#### STATED GOAL:
Write the data out again in full, with no departure from the original.

--*--

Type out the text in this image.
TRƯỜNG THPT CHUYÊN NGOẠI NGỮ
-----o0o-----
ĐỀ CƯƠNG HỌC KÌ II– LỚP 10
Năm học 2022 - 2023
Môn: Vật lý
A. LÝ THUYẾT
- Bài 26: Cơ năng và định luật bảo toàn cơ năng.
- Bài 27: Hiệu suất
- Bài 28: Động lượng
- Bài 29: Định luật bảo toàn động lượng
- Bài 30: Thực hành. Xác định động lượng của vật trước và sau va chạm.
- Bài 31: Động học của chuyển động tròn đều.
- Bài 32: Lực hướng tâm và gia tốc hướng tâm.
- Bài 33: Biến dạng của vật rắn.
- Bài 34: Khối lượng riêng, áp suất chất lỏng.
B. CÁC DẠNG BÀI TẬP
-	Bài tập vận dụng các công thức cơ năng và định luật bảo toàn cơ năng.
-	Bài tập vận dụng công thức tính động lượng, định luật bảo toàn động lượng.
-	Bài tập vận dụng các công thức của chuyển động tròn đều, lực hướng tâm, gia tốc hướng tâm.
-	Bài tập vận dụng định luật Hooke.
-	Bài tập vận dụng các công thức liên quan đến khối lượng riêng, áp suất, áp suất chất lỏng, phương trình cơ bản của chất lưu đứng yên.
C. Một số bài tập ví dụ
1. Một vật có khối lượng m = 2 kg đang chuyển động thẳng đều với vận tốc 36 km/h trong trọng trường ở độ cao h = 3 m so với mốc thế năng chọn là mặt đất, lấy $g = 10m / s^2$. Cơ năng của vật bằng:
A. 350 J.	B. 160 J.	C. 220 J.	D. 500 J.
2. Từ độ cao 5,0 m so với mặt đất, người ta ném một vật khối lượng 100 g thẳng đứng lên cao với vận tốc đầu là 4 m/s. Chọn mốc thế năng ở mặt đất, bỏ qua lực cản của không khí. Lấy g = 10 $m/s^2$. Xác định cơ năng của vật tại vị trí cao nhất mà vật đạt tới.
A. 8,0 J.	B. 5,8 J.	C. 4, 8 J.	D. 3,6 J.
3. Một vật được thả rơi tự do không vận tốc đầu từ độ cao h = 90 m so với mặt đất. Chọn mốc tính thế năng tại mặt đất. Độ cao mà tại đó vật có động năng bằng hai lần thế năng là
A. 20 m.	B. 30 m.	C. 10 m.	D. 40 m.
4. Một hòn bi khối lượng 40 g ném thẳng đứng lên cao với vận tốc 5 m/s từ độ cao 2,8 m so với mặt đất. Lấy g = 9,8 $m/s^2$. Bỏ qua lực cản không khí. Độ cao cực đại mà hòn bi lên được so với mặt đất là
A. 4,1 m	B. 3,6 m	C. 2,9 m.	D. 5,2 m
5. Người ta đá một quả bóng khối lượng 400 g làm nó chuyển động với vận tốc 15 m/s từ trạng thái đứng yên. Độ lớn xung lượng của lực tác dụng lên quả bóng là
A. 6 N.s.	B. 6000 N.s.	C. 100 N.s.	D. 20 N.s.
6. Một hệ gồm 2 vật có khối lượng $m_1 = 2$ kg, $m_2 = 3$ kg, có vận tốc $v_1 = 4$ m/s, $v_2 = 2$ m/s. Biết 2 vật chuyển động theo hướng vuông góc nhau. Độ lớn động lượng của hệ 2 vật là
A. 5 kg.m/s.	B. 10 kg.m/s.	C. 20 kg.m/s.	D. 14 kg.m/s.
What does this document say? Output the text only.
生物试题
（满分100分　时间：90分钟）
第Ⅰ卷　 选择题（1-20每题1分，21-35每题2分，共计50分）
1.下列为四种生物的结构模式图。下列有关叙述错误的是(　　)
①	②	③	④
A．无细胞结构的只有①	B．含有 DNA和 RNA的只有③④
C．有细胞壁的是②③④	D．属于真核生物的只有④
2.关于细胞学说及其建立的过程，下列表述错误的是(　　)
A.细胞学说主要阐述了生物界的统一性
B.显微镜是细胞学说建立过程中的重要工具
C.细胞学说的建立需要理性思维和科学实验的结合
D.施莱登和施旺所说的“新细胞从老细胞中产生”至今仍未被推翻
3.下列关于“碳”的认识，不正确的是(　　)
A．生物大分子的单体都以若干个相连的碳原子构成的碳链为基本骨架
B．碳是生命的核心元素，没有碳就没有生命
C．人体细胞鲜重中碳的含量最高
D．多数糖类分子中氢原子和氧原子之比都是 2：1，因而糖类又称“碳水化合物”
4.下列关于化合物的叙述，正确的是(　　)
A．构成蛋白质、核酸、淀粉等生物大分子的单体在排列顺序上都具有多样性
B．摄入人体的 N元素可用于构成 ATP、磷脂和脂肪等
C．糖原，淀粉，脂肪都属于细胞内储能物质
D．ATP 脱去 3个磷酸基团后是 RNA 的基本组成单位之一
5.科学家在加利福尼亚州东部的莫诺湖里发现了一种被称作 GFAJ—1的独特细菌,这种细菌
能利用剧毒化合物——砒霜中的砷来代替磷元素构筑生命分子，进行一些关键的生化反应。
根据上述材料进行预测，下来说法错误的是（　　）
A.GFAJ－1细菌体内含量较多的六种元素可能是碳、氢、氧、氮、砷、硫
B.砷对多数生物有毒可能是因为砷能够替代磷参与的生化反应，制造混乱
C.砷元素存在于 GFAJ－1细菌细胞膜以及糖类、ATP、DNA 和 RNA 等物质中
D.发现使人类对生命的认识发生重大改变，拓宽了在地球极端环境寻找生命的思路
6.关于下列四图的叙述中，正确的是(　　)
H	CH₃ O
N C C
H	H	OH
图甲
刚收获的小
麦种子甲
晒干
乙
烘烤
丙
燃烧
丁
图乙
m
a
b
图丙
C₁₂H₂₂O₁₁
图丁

--*--

#### ANSWER TO THIS EXERCISE:
Type out the text in this image.
TRƯỜNG THPT CHUYÊN NGOẠI NGỮ
-----o0o-----
ĐỀ CƯƠNG HỌC KÌ II– LỚP 10
Năm học 2022 - 2023
Môn: Vật lý
A. LÝ THUYẾT
- Bài 26: Cơ năng và định luật bảo toàn cơ năng.
- Bài 27: Hiệu suất
- Bài 28: Động lượng
- Bài 29: Định luật bảo toàn động lượng
- Bài 30: Thực hành. Xác định động lượng của vật trước và sau va chạm.
- Bài 31: Động học của chuyển động tròn đều.
- Bài 32: Lực hướng tâm và gia tốc hướng tâm.
- Bài 33: Biến dạng của vật rắn.
- Bài 34: Khối lượng riêng, áp suất chất lỏng.
B. CÁC DẠNG BÀI TẬP
-	Bài tập vận dụng các công thức cơ năng và định luật bảo toàn cơ năng.
-	Bài tập vận dụng công thức tính động lượng, định luật bảo toàn động lượng.
-	Bài tập vận dụng các công thức của chuyển động tròn đều, lực hướng tâm, gia tốc hướng tâm.
-	Bài tập vận dụng định luật Hooke.
-	Bài tập vận dụng các công thức liên quan đến khối lượng riêng, áp suất, áp suất chất lỏng, phương trình cơ bản của chất lưu đứng yên.
C. Một số bài tập ví dụ
1. Một vật có khối lượng m = 2 kg đang chuyển động thẳng đều với vận tốc 36 km/h trong trọng trường ở độ cao h = 3 m so với mốc thế năng chọn là mặt đất, lấy $g = 10m / s^2$. Cơ năng của vật bằng:
A. 350 J.	B. 160 J.	C. 220 J.	D. 500 J.
2. Từ độ cao 5,0 m so với mặt đất, người ta ném một vật khối lượng 100 g thẳng đứng lên cao với vận tốc đầu là 4 m/s. Chọn mốc thế năng ở mặt đất, bỏ qua lực cản của không khí. Lấy g = 10 $m/s^2$. Xác định cơ năng của vật tại vị trí cao nhất mà vật đạt tới.
A. 8,0 J.	B. 5,8 J.	C. 4, 8 J.	D. 3,6 J.
3. Một vật được thả rơi tự do không vận tốc đầu từ độ cao h = 90 m so với mặt đất. Chọn mốc tính thế năng tại mặt đất. Độ cao mà tại đó vật có động năng bằng hai lần thế năng là
A. 20 m.	B. 30 m.	C. 10 m.	D. 40 m.
4. Một hòn bi khối lượng 40 g ném thẳng đứng lên cao với vận tốc 5 m/s từ độ cao 2,8 m so với mặt đất. Lấy g = 9,8 $m/s^2$. Bỏ qua lực cản không khí. Độ cao cực đại mà hòn bi lên được so với mặt đất là
A. 4,1 m	B. 3,6 m	C. 2,9 m.	D. 5,2 m
5. Người ta đá một quả bóng khối lượng 400 g làm nó chuyển động với vận tốc 15 m/s từ trạng thái đứng yên. Độ lớn xung lượng của lực tác dụng lên quả bóng là
A. 6 N.s.	B. 6000 N.s.	C. 100 N.s.	D. 20 N.s.
6. Một hệ gồm 2 vật có khối lượng $m_1 = 2$ kg, $m_2 = 3$ kg, có vận tốc $v_1 = 4$ m/s, $v_2 = 2$ m/s. Biết 2 vật chuyển động theo hướng vuông góc nhau. Độ lớn động lượng của hệ 2 vật là
A. 5 kg.m/s.	B. 10 kg.m/s.	C. 20 kg.m/s.	D. 14 kg.m/s.
What does this document say? Output the text only.
生物试题
（满分100分　时间：90分钟）
第Ⅰ卷　 选择题（1-20每题1分，21-35每题2分，共计50分）
1.下列为四种生物的结构模式图。下列有关叙述错误的是(　　)
①	②	③	④
A．无细胞结构的只有①	B．含有 DNA和 RNA的只有③④
C．有细胞壁的是②③④	D．属于真核生物的只有④
2.关于细胞学说及其建立的过程，下列表述错误的是(　　)
A.细胞学说主要阐述了生物界的统一性
B.显微镜是细胞学说建立过程中的重要工具
C.细胞学说的建立需要理性思维和科学实验的结合
D.施莱登和施旺所说的“新细胞从老细胞中产生”至今仍未被推翻
3.下列关于“碳”的认识，不正确的是(　　)
A．生物大分子的单体都以若干个相连的碳原子构成的碳链为基本骨架
B．碳是生命的核心元素，没有碳就没有生命
C．人体细胞鲜重中碳的含量最高
D．多数糖类分子中氢原子和氧原子之比都是 2：1，因而糖类又称“碳水化合物”
4.下列关于化合物的叙述，正确的是(　　)
A．构成蛋白质、核酸、淀粉等生物大分子的单体在排列顺序上都具有多样性
B．摄入人体的 N元素可用于构成 ATP、磷脂和脂肪等
C．糖原，淀粉，脂肪都属于细胞内储能物质
D．ATP 脱去 3个磷酸基团后是 RNA 的基本组成单位之一
5.科学家在加利福尼亚州东部的莫诺湖里发现了一种被称作 GFAJ—1的独特细菌,这种细菌
能利用剧毒化合物——砒霜中的砷来代替磷元素构筑生命分子，进行一些关键的生化反应。
根据上述材料进行预测，下来说法错误的是（　　）
A.GFAJ－1细菌体内含量较多的六种元素可能是碳、氢、氧、氮、砷、硫
B.砷对多数生物有毒可能是因为砷能够替代磷参与的生化反应，制造混乱
C.砷元素存在于 GFAJ－1细菌细胞膜以及糖类、ATP、DNA 和 RNA 等物质中
D.发现使人类对生命的认识发生重大改变，拓宽了在地球极端环境寻找生命的思路
6.关于下列四图的叙述中，正确的是(　　)
H	CH₃ O
N C C
H	H	OH
图甲
刚收获的小
麦种子甲
晒干
乙
烘烤
丙
燃烧
丁
图乙
m
a
b
图丙
C₁₂H₂₂O₁₁
图丁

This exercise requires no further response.